Pick out every line with the word "Benchmarking" and copy it.

Information provided »
★ ★ ★ ★ ★

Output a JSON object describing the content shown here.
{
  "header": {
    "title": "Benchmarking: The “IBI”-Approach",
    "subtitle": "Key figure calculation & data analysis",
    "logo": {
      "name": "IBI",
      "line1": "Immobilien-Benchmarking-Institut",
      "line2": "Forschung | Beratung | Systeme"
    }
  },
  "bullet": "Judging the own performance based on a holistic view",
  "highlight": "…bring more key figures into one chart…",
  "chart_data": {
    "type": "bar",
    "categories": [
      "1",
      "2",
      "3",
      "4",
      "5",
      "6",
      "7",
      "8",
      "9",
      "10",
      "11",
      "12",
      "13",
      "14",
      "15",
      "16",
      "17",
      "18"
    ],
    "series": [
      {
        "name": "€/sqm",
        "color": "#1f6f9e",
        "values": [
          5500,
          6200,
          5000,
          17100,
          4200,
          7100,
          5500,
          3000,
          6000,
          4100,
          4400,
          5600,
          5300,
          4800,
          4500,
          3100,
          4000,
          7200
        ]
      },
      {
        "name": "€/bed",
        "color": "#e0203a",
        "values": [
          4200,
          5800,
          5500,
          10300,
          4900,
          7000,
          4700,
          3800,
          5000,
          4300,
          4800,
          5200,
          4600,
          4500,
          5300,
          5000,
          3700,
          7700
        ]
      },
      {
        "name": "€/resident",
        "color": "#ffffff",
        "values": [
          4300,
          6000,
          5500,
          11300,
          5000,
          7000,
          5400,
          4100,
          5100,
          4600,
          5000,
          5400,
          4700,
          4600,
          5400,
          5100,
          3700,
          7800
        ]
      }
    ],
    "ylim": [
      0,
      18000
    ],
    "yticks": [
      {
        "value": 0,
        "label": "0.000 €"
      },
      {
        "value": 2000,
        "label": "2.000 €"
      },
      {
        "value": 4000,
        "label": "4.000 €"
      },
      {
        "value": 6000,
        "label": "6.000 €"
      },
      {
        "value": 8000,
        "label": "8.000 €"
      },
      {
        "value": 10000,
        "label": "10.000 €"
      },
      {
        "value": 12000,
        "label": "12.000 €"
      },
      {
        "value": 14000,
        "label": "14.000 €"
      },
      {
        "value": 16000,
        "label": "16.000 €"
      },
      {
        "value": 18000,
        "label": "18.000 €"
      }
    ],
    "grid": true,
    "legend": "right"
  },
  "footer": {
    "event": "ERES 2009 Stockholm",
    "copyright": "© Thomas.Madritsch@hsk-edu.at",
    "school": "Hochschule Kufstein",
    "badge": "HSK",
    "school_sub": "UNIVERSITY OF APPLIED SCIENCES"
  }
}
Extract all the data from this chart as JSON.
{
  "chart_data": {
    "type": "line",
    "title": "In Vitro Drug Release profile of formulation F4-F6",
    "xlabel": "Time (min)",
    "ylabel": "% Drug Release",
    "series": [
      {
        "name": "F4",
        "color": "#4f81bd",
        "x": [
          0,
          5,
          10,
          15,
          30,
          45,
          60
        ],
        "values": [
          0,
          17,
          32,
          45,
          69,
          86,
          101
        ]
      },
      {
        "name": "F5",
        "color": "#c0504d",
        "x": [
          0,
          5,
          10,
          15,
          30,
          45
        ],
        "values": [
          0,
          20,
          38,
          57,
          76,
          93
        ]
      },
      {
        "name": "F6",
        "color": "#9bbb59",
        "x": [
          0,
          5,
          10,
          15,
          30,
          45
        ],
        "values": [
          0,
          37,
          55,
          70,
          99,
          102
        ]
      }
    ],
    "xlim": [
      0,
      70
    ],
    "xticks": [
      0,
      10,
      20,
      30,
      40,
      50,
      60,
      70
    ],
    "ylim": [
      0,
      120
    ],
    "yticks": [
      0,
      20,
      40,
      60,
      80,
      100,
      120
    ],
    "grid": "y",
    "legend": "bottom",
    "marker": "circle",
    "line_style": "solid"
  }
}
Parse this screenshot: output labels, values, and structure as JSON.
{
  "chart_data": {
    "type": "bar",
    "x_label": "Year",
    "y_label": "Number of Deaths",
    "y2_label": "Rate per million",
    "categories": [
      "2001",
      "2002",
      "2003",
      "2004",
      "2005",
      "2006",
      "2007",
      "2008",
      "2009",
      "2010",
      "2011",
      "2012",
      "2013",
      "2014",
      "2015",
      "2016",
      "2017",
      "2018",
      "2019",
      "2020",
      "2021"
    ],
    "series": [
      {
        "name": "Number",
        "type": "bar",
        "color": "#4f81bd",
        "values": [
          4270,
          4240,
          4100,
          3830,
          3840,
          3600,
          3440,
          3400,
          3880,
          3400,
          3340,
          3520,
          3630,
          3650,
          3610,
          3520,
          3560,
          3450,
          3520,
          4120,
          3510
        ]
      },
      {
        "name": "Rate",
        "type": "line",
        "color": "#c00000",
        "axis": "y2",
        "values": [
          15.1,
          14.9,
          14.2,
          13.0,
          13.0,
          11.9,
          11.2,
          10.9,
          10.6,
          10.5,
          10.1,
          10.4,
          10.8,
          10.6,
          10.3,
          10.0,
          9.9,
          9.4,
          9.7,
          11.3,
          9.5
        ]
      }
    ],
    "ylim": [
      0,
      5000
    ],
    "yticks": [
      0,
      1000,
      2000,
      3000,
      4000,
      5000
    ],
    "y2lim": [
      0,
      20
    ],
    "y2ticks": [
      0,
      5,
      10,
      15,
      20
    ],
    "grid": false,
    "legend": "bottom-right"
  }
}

★ ★ ★ ★ ★

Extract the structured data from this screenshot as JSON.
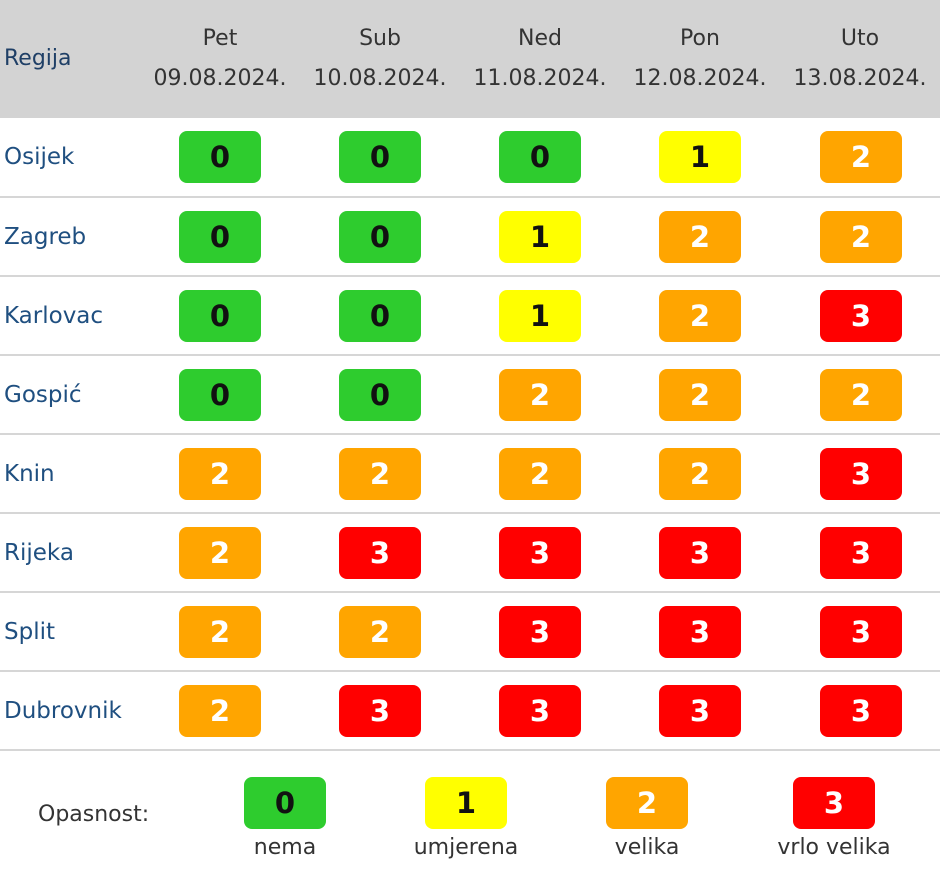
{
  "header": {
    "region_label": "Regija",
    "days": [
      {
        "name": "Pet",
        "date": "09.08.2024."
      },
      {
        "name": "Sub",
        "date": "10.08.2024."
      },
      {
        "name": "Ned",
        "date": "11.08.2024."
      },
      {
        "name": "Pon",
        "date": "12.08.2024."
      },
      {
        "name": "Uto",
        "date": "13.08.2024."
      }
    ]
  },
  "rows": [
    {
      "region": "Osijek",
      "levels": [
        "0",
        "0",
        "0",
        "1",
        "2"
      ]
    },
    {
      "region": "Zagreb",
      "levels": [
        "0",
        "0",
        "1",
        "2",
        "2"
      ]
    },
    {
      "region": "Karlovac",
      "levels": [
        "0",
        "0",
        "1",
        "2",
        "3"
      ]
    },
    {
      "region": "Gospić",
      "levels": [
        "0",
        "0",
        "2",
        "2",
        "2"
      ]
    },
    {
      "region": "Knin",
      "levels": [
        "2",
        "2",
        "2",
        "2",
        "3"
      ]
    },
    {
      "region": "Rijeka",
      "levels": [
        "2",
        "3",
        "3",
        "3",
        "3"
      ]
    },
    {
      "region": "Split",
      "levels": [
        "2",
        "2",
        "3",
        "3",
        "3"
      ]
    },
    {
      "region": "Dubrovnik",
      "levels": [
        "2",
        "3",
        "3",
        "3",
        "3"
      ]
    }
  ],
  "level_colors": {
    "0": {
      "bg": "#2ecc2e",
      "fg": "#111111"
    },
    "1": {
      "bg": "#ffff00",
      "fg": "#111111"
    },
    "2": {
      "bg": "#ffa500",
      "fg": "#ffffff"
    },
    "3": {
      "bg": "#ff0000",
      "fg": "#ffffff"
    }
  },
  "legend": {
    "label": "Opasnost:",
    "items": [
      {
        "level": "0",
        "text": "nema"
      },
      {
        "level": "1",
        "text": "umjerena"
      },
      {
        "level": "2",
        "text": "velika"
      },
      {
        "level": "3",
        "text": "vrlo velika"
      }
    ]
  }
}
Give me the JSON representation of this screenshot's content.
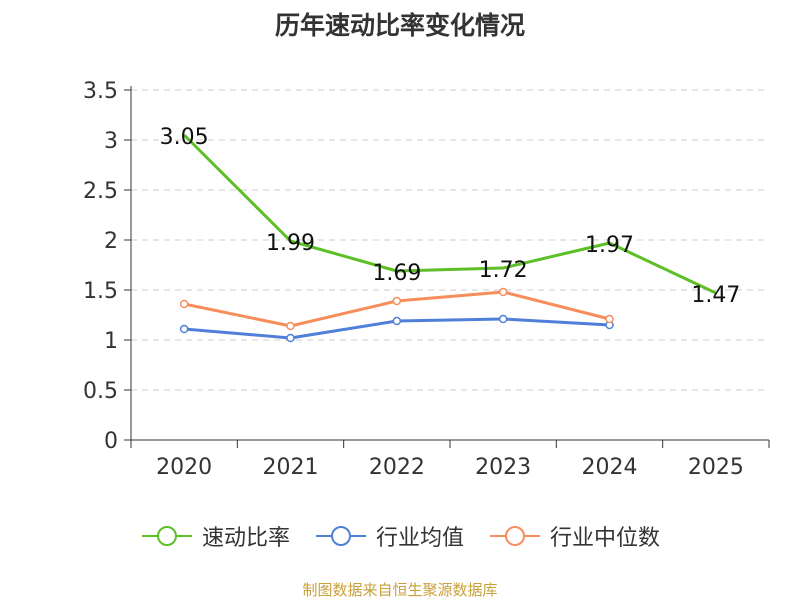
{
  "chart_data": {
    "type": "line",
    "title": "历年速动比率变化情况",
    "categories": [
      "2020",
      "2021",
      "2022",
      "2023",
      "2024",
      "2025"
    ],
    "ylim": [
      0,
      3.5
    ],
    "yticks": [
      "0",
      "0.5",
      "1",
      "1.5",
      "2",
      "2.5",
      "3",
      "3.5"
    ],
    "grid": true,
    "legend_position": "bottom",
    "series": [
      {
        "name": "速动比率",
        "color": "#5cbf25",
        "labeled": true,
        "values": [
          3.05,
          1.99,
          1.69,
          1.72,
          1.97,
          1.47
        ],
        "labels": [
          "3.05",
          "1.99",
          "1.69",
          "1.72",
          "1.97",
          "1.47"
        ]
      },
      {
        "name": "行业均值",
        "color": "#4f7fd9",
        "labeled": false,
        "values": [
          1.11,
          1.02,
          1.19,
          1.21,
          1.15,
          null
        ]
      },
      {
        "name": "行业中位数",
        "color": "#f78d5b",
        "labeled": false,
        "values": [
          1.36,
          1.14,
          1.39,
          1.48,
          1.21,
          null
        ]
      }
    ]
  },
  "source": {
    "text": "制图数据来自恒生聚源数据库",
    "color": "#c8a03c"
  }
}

★ ★ ★ ★ ★

Task result »
    "title": "Benchmarking: The “IBI”-Approach",
      "line1": "Immobilien-Benchmarking-Institut",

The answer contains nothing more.